— Begin Dataset records —

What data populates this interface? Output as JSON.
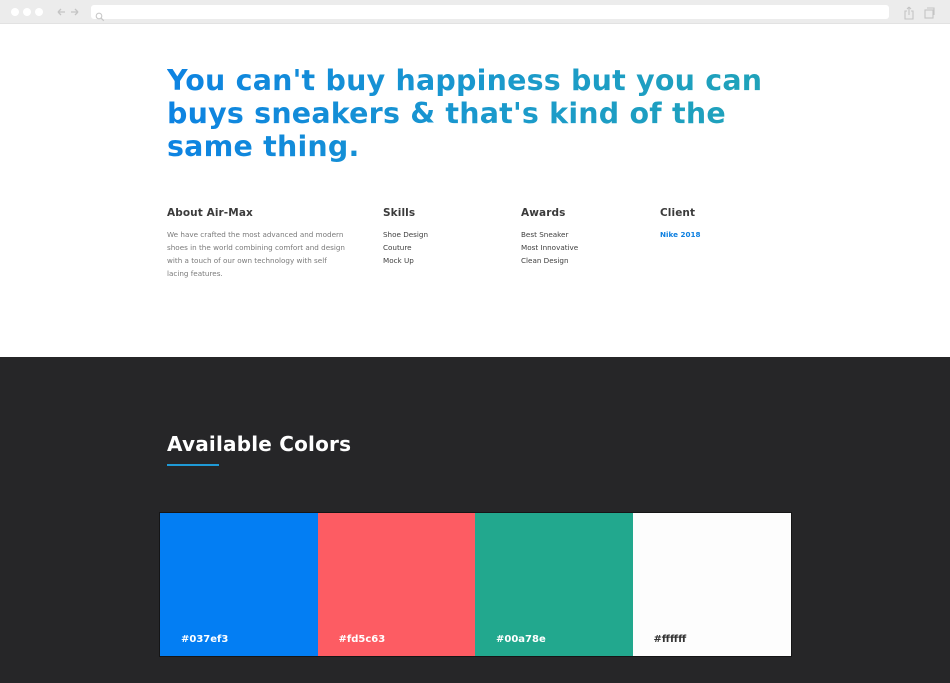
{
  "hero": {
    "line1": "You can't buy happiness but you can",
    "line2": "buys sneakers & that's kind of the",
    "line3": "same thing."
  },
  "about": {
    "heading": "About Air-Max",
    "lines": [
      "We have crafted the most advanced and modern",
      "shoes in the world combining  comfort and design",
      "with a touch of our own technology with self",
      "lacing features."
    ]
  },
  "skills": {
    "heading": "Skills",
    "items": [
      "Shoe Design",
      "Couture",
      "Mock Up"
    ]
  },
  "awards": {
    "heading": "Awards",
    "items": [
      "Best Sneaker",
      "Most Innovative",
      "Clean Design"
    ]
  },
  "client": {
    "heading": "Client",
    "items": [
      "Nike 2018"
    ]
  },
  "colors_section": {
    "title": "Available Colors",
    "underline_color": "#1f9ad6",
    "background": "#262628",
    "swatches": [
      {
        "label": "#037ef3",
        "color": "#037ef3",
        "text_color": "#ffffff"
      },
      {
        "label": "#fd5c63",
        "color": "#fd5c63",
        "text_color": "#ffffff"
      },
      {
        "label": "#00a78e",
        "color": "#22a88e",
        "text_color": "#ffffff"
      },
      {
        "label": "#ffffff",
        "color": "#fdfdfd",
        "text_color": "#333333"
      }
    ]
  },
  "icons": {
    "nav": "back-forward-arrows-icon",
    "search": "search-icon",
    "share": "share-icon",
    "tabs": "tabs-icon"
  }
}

— End Dataset records —

§ Task: Pictures are to be left out; all else in the entries above is to be quoted exactly.

§ Completed task:
What data populates this interface? Output as JSON.
{
  "hero": {
    "line1": "You can't buy happiness but you can",
    "line2": "buys sneakers & that's kind of the",
    "line3": "same thing."
  },
  "about": {
    "heading": "About Air-Max",
    "lines": [
      "We have crafted the most advanced and modern",
      "shoes in the world combining  comfort and design",
      "with a touch of our own technology with self",
      "lacing features."
    ]
  },
  "skills": {
    "heading": "Skills",
    "items": [
      "Shoe Design",
      "Couture",
      "Mock Up"
    ]
  },
  "awards": {
    "heading": "Awards",
    "items": [
      "Best Sneaker",
      "Most Innovative",
      "Clean Design"
    ]
  },
  "client": {
    "heading": "Client",
    "items": [
      "Nike 2018"
    ]
  },
  "colors_section": {
    "title": "Available Colors",
    "underline_color": "#1f9ad6",
    "background": "#262628",
    "swatches": [
      {
        "label": "#037ef3",
        "color": "#037ef3",
        "text_color": "#ffffff"
      },
      {
        "label": "#fd5c63",
        "color": "#fd5c63",
        "text_color": "#ffffff"
      },
      {
        "label": "#00a78e",
        "color": "#22a88e",
        "text_color": "#ffffff"
      },
      {
        "label": "#ffffff",
        "color": "#fdfdfd",
        "text_color": "#333333"
      }
    ]
  },
  "icons": {
    "nav": "back-forward-arrows-icon",
    "search": "search-icon",
    "share": "share-icon",
    "tabs": "tabs-icon"
  }
}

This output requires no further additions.